____ Records to use

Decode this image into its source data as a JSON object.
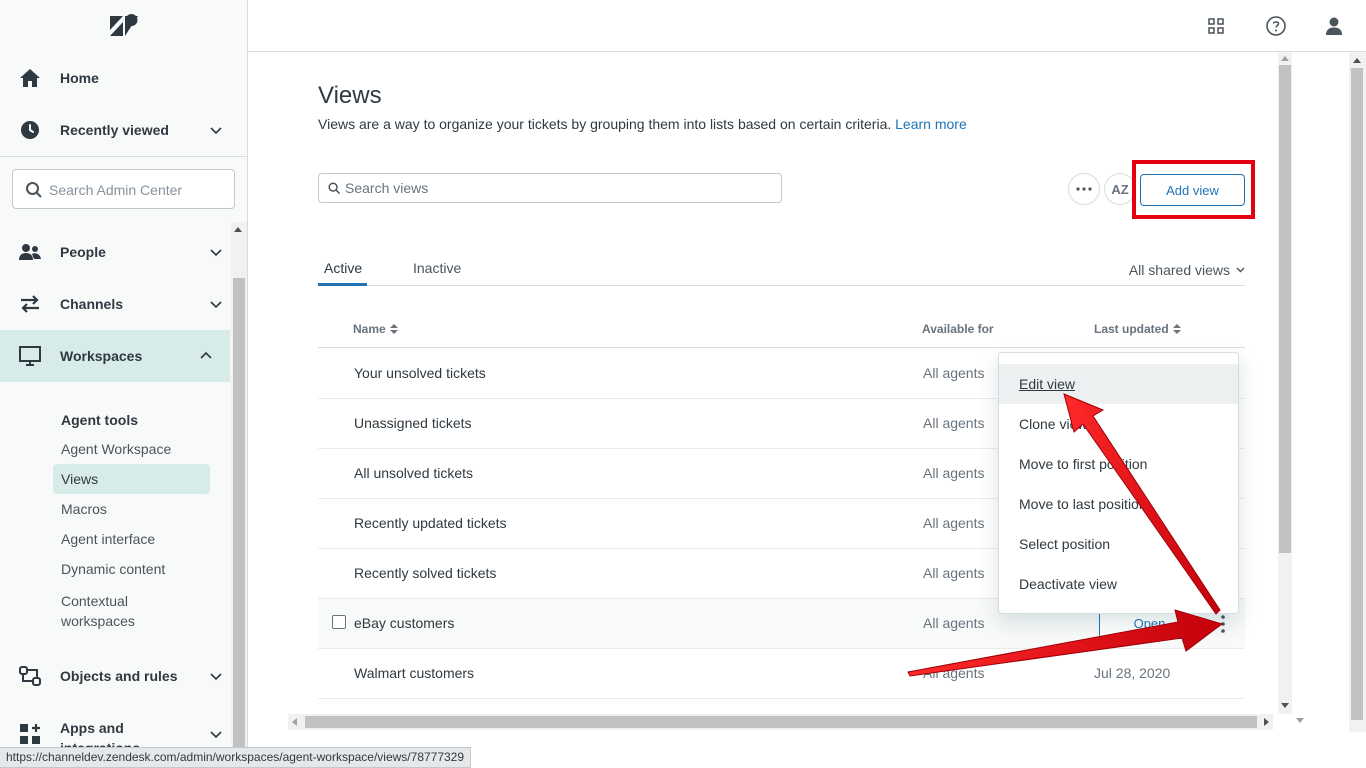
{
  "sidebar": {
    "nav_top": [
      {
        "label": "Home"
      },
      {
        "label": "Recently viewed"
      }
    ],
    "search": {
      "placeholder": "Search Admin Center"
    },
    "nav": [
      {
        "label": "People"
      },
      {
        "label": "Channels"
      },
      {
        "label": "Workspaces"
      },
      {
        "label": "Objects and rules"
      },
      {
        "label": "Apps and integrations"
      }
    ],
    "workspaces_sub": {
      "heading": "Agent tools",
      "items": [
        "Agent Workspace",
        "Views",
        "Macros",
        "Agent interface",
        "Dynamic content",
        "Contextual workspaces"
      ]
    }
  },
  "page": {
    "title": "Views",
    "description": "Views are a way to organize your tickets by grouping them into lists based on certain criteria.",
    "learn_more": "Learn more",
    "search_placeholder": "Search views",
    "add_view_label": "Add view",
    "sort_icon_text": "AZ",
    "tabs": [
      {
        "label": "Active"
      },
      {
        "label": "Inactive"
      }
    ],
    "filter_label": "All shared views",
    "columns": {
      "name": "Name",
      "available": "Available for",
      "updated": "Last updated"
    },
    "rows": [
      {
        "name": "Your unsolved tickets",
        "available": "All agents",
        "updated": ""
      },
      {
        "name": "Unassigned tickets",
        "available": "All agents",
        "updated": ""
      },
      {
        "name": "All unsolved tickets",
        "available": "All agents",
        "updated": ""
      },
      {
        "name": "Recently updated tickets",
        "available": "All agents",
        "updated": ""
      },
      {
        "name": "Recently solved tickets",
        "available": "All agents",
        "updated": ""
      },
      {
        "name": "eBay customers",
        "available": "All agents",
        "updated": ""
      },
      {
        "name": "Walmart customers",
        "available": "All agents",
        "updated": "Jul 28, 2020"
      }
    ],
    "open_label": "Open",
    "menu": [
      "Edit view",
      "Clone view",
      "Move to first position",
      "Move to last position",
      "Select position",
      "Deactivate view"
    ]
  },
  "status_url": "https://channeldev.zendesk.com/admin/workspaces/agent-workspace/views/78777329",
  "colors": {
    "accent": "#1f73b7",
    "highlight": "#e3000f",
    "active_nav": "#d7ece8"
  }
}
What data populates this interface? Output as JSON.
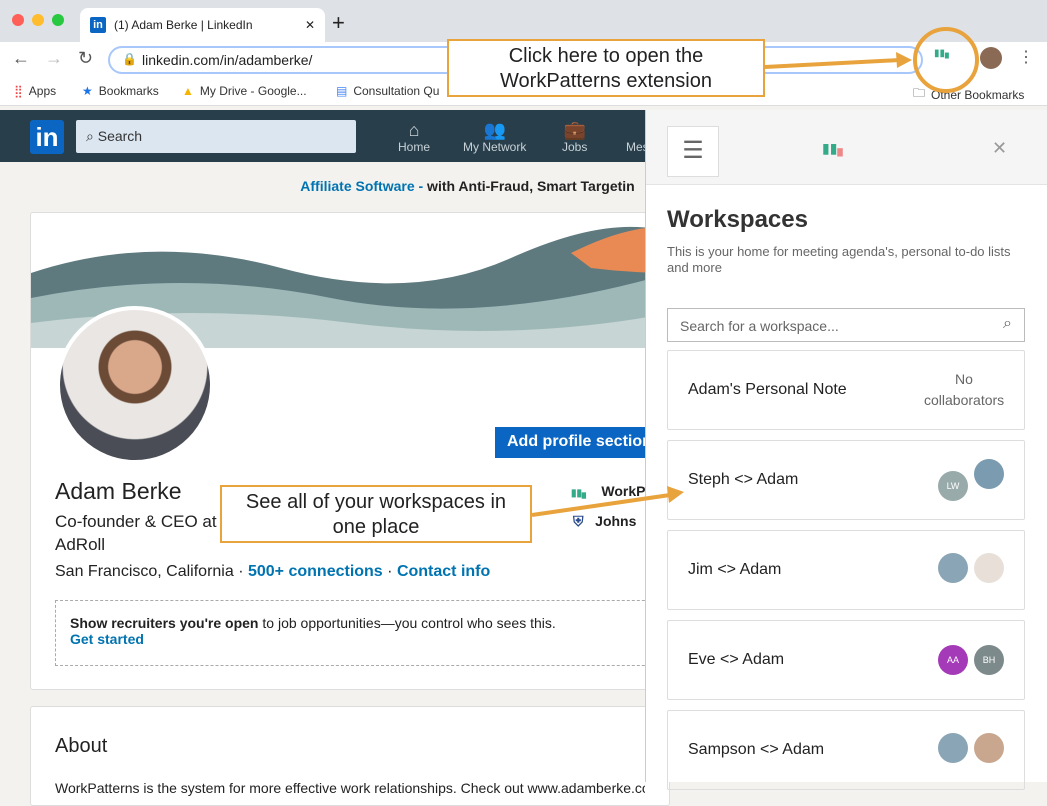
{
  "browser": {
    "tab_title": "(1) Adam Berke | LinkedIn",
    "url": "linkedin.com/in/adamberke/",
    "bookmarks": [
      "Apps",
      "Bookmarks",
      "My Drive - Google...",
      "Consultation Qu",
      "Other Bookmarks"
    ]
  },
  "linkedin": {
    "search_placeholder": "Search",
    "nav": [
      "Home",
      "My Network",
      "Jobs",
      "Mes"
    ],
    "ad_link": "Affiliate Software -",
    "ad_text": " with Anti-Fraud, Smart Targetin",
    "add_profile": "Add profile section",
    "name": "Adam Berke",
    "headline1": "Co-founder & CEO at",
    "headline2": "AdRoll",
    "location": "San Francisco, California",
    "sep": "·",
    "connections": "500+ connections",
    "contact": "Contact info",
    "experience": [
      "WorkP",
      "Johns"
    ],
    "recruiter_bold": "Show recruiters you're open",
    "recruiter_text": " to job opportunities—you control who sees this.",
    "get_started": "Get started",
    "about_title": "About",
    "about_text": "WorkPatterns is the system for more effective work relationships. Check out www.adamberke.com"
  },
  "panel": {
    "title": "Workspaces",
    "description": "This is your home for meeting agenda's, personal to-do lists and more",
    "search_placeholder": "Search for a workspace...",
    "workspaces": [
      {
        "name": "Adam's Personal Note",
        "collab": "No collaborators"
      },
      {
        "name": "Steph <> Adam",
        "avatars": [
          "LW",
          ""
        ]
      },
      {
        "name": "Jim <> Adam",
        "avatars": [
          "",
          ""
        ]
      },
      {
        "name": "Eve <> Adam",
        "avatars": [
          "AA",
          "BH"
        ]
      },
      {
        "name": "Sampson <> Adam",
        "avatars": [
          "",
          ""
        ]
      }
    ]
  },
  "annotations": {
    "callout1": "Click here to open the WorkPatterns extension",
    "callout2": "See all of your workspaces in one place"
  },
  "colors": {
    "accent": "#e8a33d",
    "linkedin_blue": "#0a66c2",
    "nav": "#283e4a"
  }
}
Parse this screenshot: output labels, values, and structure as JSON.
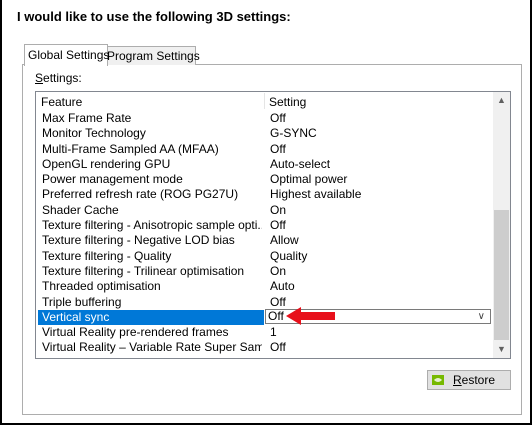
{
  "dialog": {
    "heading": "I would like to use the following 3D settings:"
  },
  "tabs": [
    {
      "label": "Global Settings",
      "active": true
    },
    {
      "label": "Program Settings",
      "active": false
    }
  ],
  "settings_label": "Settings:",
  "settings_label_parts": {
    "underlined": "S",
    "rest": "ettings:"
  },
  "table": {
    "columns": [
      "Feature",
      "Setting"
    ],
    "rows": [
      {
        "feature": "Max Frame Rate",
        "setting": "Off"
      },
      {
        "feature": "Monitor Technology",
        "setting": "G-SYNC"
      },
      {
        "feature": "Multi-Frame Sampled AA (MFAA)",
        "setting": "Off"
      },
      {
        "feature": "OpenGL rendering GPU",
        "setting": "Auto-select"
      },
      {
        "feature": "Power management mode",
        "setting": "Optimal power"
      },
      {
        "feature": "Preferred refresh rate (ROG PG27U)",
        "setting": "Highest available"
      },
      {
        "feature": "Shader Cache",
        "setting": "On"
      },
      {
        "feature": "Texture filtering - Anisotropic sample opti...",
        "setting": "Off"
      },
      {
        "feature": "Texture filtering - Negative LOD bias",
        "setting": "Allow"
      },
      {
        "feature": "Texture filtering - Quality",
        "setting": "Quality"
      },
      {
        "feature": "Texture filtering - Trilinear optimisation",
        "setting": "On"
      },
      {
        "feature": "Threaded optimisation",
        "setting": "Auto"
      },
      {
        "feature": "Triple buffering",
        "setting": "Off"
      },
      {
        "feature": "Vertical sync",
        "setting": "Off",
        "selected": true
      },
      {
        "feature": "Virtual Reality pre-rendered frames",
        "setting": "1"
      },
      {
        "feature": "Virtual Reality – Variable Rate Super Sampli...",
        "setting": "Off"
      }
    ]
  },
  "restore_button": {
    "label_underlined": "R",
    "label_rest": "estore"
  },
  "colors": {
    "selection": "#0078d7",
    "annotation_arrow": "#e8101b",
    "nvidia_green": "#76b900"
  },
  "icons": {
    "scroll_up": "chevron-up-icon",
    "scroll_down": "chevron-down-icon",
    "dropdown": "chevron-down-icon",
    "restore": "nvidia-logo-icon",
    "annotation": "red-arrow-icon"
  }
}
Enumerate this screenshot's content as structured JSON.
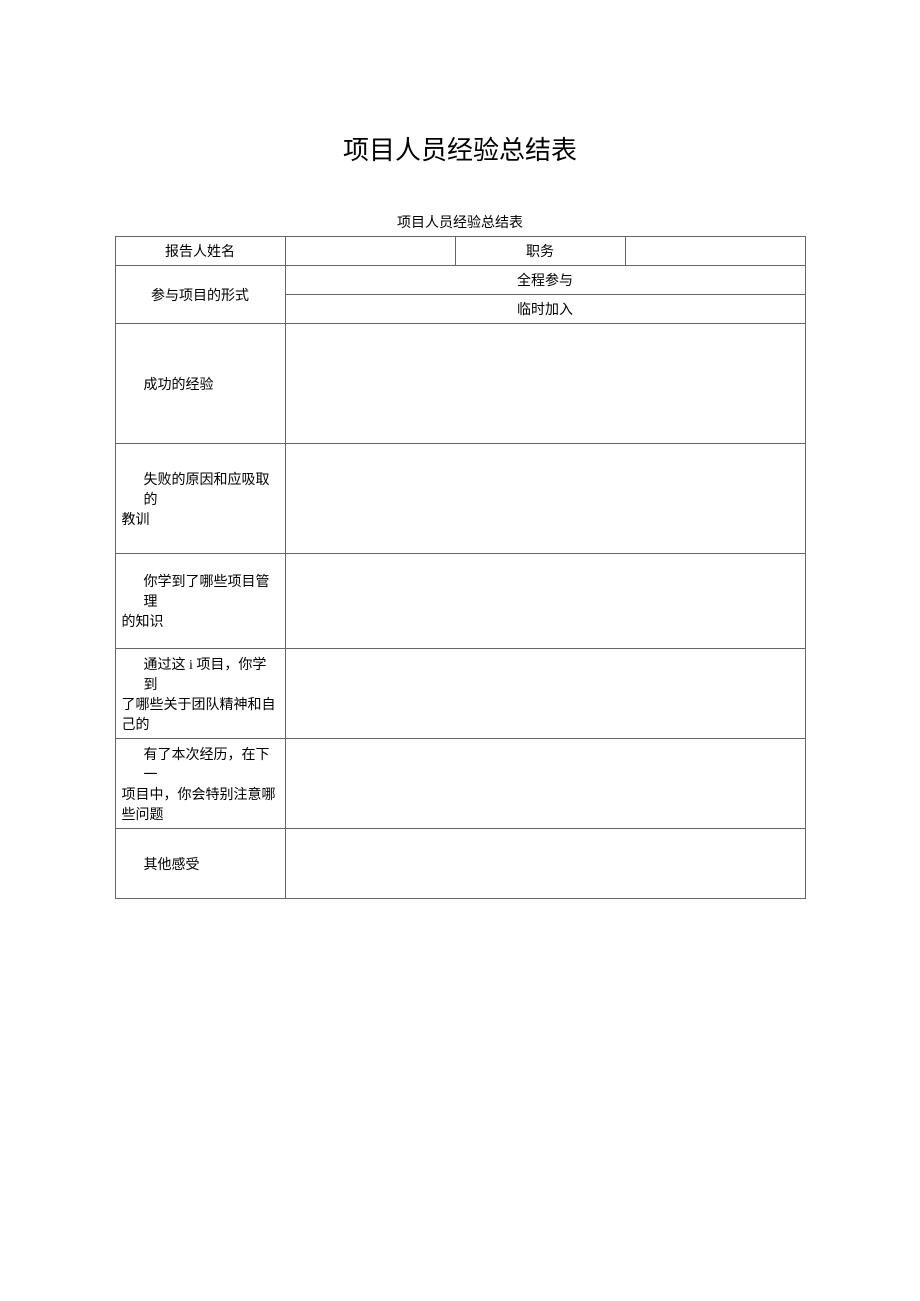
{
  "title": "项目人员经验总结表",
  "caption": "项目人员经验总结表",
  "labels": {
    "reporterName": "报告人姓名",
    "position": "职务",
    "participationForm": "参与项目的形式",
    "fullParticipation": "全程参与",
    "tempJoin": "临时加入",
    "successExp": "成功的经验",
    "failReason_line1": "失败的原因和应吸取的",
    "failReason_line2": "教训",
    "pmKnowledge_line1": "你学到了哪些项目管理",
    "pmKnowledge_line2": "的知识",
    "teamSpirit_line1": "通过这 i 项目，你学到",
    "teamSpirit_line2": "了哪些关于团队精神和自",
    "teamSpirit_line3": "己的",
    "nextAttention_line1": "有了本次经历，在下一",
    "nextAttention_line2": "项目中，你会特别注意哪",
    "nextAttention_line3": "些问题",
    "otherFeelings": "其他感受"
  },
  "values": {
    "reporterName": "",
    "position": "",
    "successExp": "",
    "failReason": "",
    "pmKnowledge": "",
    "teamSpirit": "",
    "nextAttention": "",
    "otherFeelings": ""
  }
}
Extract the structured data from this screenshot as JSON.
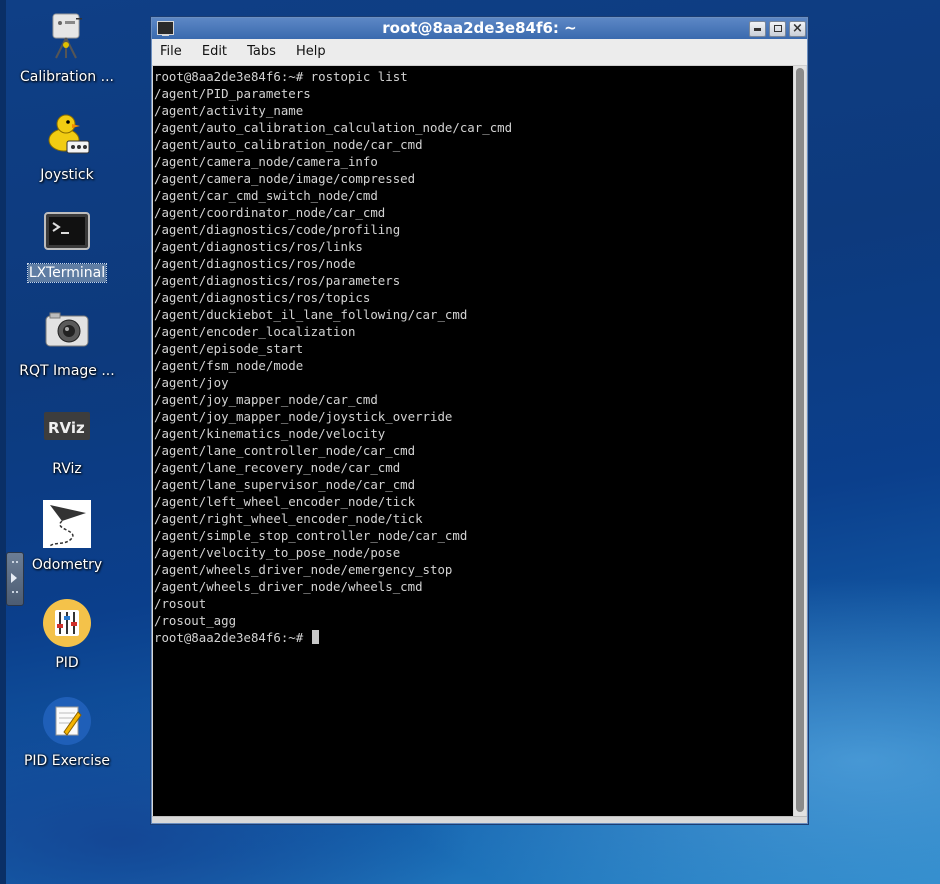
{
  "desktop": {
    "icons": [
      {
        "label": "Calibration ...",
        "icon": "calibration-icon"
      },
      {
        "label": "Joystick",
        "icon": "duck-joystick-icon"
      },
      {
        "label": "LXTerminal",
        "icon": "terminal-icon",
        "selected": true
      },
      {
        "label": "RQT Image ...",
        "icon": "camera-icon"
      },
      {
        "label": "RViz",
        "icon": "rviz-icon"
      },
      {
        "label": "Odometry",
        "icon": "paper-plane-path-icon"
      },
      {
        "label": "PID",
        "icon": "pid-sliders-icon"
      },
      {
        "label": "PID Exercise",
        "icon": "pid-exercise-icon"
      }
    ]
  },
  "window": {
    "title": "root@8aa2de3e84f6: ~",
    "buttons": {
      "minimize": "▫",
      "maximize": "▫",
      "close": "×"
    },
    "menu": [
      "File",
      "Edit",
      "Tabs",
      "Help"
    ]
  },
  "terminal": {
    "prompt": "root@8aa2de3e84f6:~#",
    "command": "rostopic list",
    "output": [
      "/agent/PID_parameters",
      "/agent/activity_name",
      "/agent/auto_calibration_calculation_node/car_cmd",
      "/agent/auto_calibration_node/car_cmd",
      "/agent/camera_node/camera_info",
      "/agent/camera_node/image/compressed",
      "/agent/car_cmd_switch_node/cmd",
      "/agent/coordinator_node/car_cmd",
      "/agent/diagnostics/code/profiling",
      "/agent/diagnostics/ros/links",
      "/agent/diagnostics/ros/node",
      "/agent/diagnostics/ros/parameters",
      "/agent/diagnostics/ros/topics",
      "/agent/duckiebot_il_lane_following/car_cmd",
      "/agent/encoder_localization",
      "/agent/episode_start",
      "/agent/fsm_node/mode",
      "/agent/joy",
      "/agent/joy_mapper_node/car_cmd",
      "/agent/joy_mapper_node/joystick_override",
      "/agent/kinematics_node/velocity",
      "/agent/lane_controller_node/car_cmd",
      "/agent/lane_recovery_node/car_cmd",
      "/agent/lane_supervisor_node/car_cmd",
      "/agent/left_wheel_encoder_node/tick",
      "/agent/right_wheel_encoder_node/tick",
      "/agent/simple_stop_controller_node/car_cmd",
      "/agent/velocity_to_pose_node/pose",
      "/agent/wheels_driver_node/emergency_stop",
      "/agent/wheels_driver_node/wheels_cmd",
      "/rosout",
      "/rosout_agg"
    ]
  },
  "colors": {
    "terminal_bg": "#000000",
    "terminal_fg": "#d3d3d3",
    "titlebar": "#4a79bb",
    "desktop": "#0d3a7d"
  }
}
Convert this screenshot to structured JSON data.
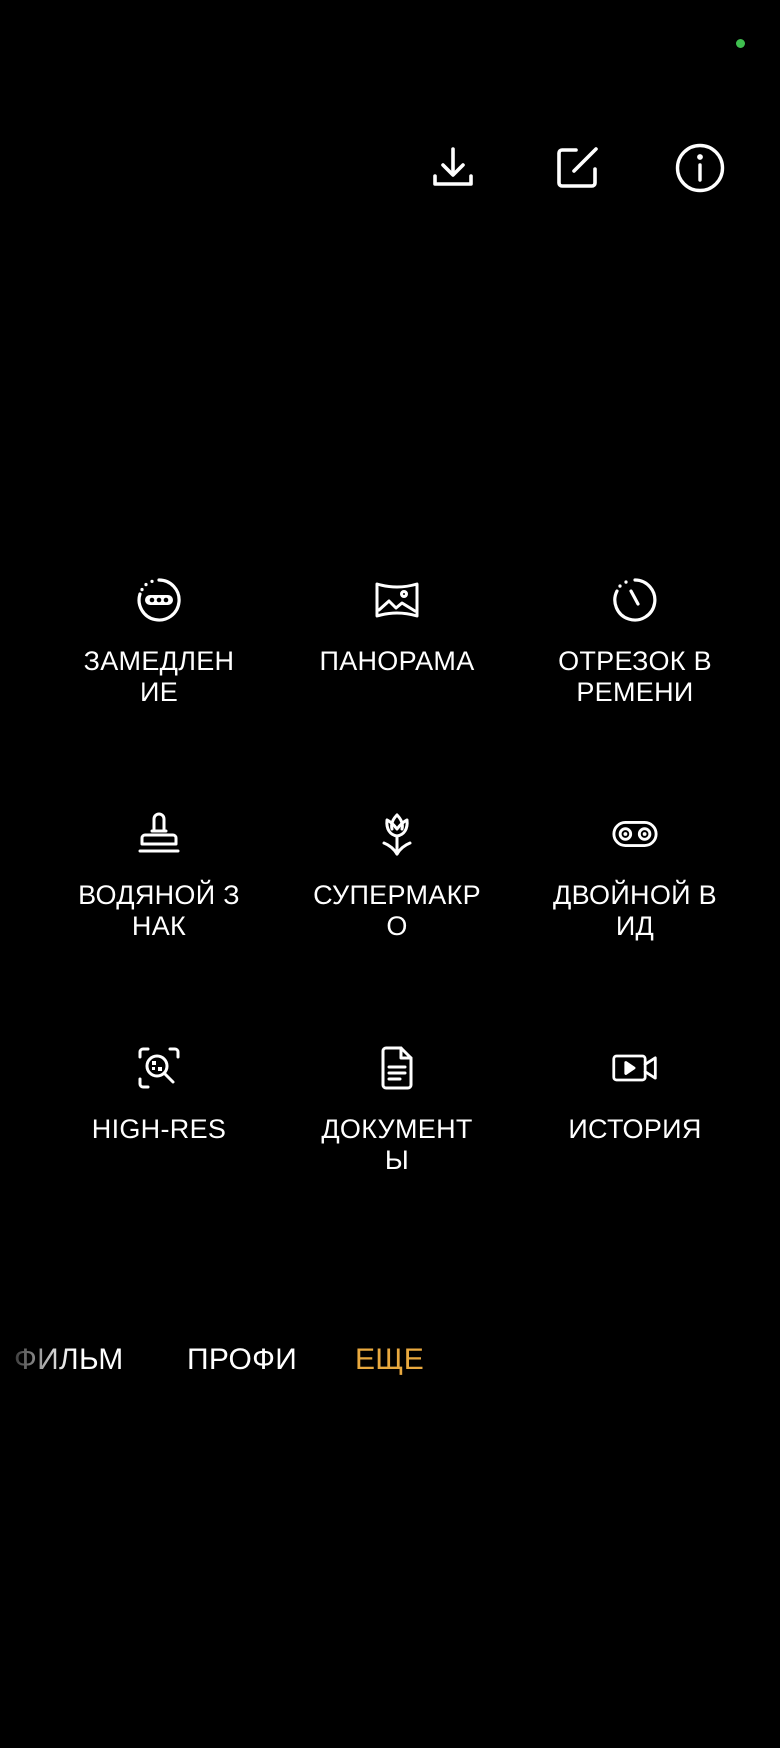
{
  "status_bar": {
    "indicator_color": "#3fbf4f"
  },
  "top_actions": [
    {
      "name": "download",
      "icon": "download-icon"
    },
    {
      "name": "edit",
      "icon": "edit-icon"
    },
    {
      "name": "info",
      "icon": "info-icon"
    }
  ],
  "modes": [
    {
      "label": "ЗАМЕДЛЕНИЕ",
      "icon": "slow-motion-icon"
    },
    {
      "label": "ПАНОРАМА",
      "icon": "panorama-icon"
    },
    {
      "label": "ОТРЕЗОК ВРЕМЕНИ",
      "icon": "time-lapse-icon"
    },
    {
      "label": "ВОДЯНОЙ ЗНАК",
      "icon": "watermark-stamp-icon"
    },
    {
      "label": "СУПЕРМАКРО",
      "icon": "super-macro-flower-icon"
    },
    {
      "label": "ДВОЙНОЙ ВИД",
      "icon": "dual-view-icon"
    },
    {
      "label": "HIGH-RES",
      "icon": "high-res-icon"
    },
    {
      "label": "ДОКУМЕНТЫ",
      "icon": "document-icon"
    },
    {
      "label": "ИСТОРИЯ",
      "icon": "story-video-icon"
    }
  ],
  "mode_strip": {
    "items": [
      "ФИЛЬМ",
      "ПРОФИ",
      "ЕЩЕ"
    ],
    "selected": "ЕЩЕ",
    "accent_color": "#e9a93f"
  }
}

________

Problem to work on >>
List every line above that holds the word "otherFeelings".

Result below >>
    "otherFeelings": "其他感受"
    "otherFeelings": ""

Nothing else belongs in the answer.